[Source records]
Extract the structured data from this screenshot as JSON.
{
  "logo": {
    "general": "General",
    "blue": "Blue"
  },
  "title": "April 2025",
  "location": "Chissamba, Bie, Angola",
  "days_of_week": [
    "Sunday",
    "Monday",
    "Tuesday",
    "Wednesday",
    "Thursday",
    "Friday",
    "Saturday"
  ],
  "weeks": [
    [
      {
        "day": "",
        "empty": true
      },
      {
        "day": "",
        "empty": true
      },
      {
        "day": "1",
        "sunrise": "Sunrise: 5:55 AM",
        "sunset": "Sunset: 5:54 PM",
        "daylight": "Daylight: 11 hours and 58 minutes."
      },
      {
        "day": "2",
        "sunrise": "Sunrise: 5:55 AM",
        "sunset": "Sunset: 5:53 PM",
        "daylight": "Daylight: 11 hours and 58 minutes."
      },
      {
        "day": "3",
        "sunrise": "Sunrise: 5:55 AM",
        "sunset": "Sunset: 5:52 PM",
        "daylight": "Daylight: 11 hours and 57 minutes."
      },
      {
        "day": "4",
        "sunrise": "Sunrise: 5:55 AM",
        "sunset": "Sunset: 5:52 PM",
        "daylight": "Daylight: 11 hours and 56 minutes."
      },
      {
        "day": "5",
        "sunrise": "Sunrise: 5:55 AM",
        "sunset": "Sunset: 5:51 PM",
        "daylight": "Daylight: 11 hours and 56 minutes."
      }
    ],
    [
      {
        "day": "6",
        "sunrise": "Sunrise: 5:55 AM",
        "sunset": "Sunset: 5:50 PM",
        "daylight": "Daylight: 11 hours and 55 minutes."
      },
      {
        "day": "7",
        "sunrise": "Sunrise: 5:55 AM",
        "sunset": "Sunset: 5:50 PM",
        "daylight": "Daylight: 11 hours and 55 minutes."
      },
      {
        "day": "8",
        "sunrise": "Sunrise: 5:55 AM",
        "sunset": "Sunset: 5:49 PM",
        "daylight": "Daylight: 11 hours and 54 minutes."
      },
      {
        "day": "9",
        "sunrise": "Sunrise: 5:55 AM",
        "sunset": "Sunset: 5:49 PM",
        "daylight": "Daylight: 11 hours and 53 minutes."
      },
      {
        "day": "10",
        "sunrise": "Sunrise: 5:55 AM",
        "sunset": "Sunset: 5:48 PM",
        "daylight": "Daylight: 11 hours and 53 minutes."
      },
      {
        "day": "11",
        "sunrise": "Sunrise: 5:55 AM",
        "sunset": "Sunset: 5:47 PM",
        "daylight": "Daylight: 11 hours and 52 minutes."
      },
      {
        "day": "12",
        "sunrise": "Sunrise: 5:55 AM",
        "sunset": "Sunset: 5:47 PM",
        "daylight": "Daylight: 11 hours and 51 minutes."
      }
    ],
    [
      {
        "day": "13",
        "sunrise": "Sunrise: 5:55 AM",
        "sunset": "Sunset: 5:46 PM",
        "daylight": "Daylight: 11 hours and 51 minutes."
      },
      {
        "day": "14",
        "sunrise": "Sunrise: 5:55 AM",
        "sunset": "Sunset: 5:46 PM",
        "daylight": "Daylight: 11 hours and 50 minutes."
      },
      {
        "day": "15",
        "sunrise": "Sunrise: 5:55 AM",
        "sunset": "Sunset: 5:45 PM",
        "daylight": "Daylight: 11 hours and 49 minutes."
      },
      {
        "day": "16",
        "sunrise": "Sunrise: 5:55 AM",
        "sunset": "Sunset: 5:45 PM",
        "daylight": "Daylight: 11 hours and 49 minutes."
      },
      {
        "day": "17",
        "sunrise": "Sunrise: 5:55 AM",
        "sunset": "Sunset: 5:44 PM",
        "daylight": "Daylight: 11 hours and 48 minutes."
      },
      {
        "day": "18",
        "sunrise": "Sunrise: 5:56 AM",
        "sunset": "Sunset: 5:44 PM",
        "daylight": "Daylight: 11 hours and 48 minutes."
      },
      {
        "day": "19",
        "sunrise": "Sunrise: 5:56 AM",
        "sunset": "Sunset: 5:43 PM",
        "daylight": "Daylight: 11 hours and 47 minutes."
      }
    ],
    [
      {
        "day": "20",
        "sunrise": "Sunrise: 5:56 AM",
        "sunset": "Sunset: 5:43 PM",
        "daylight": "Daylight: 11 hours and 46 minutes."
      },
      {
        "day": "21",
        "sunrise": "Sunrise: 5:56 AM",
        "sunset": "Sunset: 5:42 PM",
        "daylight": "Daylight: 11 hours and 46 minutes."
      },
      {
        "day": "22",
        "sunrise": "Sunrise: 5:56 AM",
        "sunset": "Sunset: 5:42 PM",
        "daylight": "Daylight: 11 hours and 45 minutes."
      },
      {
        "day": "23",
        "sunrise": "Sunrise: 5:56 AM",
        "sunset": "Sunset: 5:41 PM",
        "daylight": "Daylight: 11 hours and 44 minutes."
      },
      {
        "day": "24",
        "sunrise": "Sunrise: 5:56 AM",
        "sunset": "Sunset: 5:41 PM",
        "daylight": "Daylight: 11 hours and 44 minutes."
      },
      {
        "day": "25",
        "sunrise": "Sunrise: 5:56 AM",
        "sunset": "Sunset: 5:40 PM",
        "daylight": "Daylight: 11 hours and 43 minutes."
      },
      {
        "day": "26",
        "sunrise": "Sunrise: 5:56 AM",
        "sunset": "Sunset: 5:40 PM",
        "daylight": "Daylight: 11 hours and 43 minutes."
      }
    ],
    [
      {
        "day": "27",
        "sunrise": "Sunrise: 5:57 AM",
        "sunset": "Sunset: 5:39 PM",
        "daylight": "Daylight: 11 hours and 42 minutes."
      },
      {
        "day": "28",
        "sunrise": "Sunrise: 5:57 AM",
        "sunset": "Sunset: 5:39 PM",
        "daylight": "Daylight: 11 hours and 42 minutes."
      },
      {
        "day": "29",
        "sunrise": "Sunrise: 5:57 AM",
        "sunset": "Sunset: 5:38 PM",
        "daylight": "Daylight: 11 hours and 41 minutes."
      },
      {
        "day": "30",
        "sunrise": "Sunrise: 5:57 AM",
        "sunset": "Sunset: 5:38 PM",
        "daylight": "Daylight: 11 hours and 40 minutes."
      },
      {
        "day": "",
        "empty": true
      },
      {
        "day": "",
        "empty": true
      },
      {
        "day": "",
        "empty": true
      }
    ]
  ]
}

The request: Print back all the lines verbatim.

Solution:
Extract the structured data from this screenshot as JSON.
{
  "logo": {
    "general": "General",
    "blue": "Blue"
  },
  "title": "April 2025",
  "location": "Chissamba, Bie, Angola",
  "days_of_week": [
    "Sunday",
    "Monday",
    "Tuesday",
    "Wednesday",
    "Thursday",
    "Friday",
    "Saturday"
  ],
  "weeks": [
    [
      {
        "day": "",
        "empty": true
      },
      {
        "day": "",
        "empty": true
      },
      {
        "day": "1",
        "sunrise": "Sunrise: 5:55 AM",
        "sunset": "Sunset: 5:54 PM",
        "daylight": "Daylight: 11 hours and 58 minutes."
      },
      {
        "day": "2",
        "sunrise": "Sunrise: 5:55 AM",
        "sunset": "Sunset: 5:53 PM",
        "daylight": "Daylight: 11 hours and 58 minutes."
      },
      {
        "day": "3",
        "sunrise": "Sunrise: 5:55 AM",
        "sunset": "Sunset: 5:52 PM",
        "daylight": "Daylight: 11 hours and 57 minutes."
      },
      {
        "day": "4",
        "sunrise": "Sunrise: 5:55 AM",
        "sunset": "Sunset: 5:52 PM",
        "daylight": "Daylight: 11 hours and 56 minutes."
      },
      {
        "day": "5",
        "sunrise": "Sunrise: 5:55 AM",
        "sunset": "Sunset: 5:51 PM",
        "daylight": "Daylight: 11 hours and 56 minutes."
      }
    ],
    [
      {
        "day": "6",
        "sunrise": "Sunrise: 5:55 AM",
        "sunset": "Sunset: 5:50 PM",
        "daylight": "Daylight: 11 hours and 55 minutes."
      },
      {
        "day": "7",
        "sunrise": "Sunrise: 5:55 AM",
        "sunset": "Sunset: 5:50 PM",
        "daylight": "Daylight: 11 hours and 55 minutes."
      },
      {
        "day": "8",
        "sunrise": "Sunrise: 5:55 AM",
        "sunset": "Sunset: 5:49 PM",
        "daylight": "Daylight: 11 hours and 54 minutes."
      },
      {
        "day": "9",
        "sunrise": "Sunrise: 5:55 AM",
        "sunset": "Sunset: 5:49 PM",
        "daylight": "Daylight: 11 hours and 53 minutes."
      },
      {
        "day": "10",
        "sunrise": "Sunrise: 5:55 AM",
        "sunset": "Sunset: 5:48 PM",
        "daylight": "Daylight: 11 hours and 53 minutes."
      },
      {
        "day": "11",
        "sunrise": "Sunrise: 5:55 AM",
        "sunset": "Sunset: 5:47 PM",
        "daylight": "Daylight: 11 hours and 52 minutes."
      },
      {
        "day": "12",
        "sunrise": "Sunrise: 5:55 AM",
        "sunset": "Sunset: 5:47 PM",
        "daylight": "Daylight: 11 hours and 51 minutes."
      }
    ],
    [
      {
        "day": "13",
        "sunrise": "Sunrise: 5:55 AM",
        "sunset": "Sunset: 5:46 PM",
        "daylight": "Daylight: 11 hours and 51 minutes."
      },
      {
        "day": "14",
        "sunrise": "Sunrise: 5:55 AM",
        "sunset": "Sunset: 5:46 PM",
        "daylight": "Daylight: 11 hours and 50 minutes."
      },
      {
        "day": "15",
        "sunrise": "Sunrise: 5:55 AM",
        "sunset": "Sunset: 5:45 PM",
        "daylight": "Daylight: 11 hours and 49 minutes."
      },
      {
        "day": "16",
        "sunrise": "Sunrise: 5:55 AM",
        "sunset": "Sunset: 5:45 PM",
        "daylight": "Daylight: 11 hours and 49 minutes."
      },
      {
        "day": "17",
        "sunrise": "Sunrise: 5:55 AM",
        "sunset": "Sunset: 5:44 PM",
        "daylight": "Daylight: 11 hours and 48 minutes."
      },
      {
        "day": "18",
        "sunrise": "Sunrise: 5:56 AM",
        "sunset": "Sunset: 5:44 PM",
        "daylight": "Daylight: 11 hours and 48 minutes."
      },
      {
        "day": "19",
        "sunrise": "Sunrise: 5:56 AM",
        "sunset": "Sunset: 5:43 PM",
        "daylight": "Daylight: 11 hours and 47 minutes."
      }
    ],
    [
      {
        "day": "20",
        "sunrise": "Sunrise: 5:56 AM",
        "sunset": "Sunset: 5:43 PM",
        "daylight": "Daylight: 11 hours and 46 minutes."
      },
      {
        "day": "21",
        "sunrise": "Sunrise: 5:56 AM",
        "sunset": "Sunset: 5:42 PM",
        "daylight": "Daylight: 11 hours and 46 minutes."
      },
      {
        "day": "22",
        "sunrise": "Sunrise: 5:56 AM",
        "sunset": "Sunset: 5:42 PM",
        "daylight": "Daylight: 11 hours and 45 minutes."
      },
      {
        "day": "23",
        "sunrise": "Sunrise: 5:56 AM",
        "sunset": "Sunset: 5:41 PM",
        "daylight": "Daylight: 11 hours and 44 minutes."
      },
      {
        "day": "24",
        "sunrise": "Sunrise: 5:56 AM",
        "sunset": "Sunset: 5:41 PM",
        "daylight": "Daylight: 11 hours and 44 minutes."
      },
      {
        "day": "25",
        "sunrise": "Sunrise: 5:56 AM",
        "sunset": "Sunset: 5:40 PM",
        "daylight": "Daylight: 11 hours and 43 minutes."
      },
      {
        "day": "26",
        "sunrise": "Sunrise: 5:56 AM",
        "sunset": "Sunset: 5:40 PM",
        "daylight": "Daylight: 11 hours and 43 minutes."
      }
    ],
    [
      {
        "day": "27",
        "sunrise": "Sunrise: 5:57 AM",
        "sunset": "Sunset: 5:39 PM",
        "daylight": "Daylight: 11 hours and 42 minutes."
      },
      {
        "day": "28",
        "sunrise": "Sunrise: 5:57 AM",
        "sunset": "Sunset: 5:39 PM",
        "daylight": "Daylight: 11 hours and 42 minutes."
      },
      {
        "day": "29",
        "sunrise": "Sunrise: 5:57 AM",
        "sunset": "Sunset: 5:38 PM",
        "daylight": "Daylight: 11 hours and 41 minutes."
      },
      {
        "day": "30",
        "sunrise": "Sunrise: 5:57 AM",
        "sunset": "Sunset: 5:38 PM",
        "daylight": "Daylight: 11 hours and 40 minutes."
      },
      {
        "day": "",
        "empty": true
      },
      {
        "day": "",
        "empty": true
      },
      {
        "day": "",
        "empty": true
      }
    ]
  ]
}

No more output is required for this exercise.